### Short task
Where the word "document" occurs in a line, return that line.

### Information given
======

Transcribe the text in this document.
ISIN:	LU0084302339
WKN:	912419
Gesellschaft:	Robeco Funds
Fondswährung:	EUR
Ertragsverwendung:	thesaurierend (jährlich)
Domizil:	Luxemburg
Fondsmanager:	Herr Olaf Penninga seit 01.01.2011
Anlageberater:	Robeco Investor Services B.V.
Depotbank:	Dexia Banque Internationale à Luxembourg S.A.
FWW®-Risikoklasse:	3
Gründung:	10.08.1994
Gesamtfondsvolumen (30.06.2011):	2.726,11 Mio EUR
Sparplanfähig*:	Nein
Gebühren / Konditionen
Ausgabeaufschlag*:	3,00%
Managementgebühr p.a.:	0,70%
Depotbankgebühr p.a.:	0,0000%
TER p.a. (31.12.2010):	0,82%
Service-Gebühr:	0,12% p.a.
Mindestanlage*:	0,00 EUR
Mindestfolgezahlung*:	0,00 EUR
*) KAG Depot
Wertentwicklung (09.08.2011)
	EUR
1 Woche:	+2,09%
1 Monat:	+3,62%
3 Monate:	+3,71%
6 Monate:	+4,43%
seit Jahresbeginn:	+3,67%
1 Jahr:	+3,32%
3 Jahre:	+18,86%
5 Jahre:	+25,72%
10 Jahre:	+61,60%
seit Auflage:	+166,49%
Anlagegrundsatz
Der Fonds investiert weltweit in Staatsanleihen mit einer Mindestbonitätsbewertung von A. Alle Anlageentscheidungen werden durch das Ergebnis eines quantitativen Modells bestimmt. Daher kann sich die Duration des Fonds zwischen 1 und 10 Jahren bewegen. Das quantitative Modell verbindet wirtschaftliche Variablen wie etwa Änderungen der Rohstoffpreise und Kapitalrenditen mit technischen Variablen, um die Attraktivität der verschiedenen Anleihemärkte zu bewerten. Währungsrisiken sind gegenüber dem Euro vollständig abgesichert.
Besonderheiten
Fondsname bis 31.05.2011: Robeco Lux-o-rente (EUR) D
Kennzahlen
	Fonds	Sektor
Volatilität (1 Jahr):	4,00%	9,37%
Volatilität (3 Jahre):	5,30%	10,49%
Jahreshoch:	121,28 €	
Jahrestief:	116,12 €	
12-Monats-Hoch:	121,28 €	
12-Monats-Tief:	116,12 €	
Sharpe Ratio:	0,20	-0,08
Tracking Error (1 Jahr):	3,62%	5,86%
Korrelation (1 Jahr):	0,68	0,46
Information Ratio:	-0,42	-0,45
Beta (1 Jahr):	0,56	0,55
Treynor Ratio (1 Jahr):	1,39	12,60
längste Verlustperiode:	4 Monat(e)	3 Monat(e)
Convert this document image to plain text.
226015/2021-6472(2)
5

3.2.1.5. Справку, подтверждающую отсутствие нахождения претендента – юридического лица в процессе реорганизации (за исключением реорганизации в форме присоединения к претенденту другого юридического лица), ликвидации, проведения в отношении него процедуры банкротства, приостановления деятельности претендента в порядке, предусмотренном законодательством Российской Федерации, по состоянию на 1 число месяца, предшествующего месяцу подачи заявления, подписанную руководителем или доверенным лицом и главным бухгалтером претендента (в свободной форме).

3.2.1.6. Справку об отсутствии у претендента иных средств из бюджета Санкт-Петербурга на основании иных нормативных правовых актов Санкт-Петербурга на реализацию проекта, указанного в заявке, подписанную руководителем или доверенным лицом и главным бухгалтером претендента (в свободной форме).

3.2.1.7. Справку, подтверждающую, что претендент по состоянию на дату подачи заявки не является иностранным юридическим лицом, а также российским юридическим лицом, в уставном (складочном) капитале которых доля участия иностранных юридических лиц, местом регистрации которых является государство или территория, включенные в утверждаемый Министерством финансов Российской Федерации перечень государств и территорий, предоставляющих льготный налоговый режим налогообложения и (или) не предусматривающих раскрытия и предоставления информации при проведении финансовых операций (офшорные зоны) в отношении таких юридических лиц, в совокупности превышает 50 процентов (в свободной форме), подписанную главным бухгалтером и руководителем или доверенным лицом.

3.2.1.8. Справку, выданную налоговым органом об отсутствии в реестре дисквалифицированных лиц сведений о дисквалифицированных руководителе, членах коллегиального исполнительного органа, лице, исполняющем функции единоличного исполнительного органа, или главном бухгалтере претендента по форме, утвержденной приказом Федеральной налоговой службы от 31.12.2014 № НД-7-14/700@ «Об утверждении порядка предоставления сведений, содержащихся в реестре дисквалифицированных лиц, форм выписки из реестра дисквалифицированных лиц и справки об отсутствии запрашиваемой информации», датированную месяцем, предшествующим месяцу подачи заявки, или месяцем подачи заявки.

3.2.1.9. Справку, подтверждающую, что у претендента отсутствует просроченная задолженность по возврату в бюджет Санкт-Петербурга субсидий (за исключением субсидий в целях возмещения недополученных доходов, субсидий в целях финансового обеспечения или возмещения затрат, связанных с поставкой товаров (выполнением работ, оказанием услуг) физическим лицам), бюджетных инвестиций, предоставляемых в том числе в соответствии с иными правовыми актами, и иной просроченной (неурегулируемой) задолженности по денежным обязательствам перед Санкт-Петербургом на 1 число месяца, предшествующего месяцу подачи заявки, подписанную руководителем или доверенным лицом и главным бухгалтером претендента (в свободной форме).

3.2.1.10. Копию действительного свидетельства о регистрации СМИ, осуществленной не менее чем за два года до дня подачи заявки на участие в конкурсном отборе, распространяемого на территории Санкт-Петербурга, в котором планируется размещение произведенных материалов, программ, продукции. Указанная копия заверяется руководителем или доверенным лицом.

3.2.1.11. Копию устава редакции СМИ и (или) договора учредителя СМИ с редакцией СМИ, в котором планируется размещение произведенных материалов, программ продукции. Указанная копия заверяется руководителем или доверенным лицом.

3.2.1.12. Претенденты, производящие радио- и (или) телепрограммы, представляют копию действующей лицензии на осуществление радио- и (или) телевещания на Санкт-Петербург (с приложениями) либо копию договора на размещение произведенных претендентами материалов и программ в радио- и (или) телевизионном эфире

======

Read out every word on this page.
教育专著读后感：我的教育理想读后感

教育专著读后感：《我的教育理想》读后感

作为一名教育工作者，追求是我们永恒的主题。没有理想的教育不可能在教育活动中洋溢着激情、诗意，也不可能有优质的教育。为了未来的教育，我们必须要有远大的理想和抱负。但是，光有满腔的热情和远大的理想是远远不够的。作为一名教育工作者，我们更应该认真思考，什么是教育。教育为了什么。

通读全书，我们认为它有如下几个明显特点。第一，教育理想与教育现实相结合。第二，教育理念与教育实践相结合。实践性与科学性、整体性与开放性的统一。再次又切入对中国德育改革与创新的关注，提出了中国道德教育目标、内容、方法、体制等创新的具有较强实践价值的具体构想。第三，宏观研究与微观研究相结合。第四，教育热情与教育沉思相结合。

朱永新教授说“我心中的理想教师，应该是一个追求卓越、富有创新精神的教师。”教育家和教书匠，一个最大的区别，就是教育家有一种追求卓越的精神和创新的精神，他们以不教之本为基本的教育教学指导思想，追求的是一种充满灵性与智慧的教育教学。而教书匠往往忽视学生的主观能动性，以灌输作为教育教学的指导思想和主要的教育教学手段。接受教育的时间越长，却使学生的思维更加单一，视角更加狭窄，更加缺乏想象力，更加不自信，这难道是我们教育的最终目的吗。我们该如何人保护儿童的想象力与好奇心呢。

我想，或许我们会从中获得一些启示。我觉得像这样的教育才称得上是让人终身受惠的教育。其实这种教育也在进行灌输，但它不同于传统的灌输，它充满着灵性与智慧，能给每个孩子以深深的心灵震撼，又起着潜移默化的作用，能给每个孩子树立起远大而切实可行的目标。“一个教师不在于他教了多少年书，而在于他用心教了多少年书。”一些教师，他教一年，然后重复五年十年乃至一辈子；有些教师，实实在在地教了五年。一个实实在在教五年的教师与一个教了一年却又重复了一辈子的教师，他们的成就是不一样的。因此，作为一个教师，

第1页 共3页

======

### Response to the exercise
Transcribe the text in this document.
Convert this document image to plain text.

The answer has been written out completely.